%%
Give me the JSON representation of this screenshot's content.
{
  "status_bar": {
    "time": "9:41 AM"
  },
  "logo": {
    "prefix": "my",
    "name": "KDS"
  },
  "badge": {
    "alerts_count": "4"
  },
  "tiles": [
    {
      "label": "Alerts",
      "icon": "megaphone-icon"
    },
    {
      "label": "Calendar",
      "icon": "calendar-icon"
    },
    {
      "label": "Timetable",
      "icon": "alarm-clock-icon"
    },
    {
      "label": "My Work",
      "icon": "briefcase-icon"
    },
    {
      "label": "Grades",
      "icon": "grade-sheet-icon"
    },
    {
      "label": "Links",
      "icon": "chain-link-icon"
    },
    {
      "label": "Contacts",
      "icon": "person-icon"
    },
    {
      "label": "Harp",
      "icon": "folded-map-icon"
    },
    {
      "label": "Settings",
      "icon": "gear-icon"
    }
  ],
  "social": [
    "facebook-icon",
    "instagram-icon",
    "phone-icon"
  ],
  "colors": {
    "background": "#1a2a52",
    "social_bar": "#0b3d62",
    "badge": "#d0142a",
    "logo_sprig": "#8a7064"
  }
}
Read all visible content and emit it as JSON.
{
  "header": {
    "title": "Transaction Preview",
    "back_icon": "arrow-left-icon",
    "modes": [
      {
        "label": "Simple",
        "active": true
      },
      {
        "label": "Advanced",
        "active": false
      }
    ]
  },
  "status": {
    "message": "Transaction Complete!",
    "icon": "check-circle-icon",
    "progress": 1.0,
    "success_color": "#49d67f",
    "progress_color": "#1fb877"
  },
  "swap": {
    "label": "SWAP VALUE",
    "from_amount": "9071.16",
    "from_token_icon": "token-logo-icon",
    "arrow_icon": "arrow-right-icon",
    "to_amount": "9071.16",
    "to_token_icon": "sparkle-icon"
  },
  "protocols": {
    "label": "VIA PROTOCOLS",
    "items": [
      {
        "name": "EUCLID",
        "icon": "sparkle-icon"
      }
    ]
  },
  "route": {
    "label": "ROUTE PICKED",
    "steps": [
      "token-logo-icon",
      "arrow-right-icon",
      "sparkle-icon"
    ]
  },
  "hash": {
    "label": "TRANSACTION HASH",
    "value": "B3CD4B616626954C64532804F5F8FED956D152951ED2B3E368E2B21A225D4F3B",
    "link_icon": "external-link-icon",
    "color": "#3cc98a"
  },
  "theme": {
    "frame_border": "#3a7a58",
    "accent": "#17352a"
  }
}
%%
> Problem
The line containing "Read all visible content and emit it as JSON." marks the start; retype it and each line after it through the end of the records above, exactly.

> Full output
Read all visible content and emit it as JSON.
{
  "header": {
    "title": "Transaction Preview",
    "back_icon": "arrow-left-icon",
    "modes": [
      {
        "label": "Simple",
        "active": true
      },
      {
        "label": "Advanced",
        "active": false
      }
    ]
  },
  "status": {
    "message": "Transaction Complete!",
    "icon": "check-circle-icon",
    "progress": 1.0,
    "success_color": "#49d67f",
    "progress_color": "#1fb877"
  },
  "swap": {
    "label": "SWAP VALUE",
    "from_amount": "9071.16",
    "from_token_icon": "token-logo-icon",
    "arrow_icon": "arrow-right-icon",
    "to_amount": "9071.16",
    "to_token_icon": "sparkle-icon"
  },
  "protocols": {
    "label": "VIA PROTOCOLS",
    "items": [
      {
        "name": "EUCLID",
        "icon": "sparkle-icon"
      }
    ]
  },
  "route": {
    "label": "ROUTE PICKED",
    "steps": [
      "token-logo-icon",
      "arrow-right-icon",
      "sparkle-icon"
    ]
  },
  "hash": {
    "label": "TRANSACTION HASH",
    "value": "B3CD4B616626954C64532804F5F8FED956D152951ED2B3E368E2B21A225D4F3B",
    "link_icon": "external-link-icon",
    "color": "#3cc98a"
  },
  "theme": {
    "frame_border": "#3a7a58",
    "accent": "#17352a"
  }
}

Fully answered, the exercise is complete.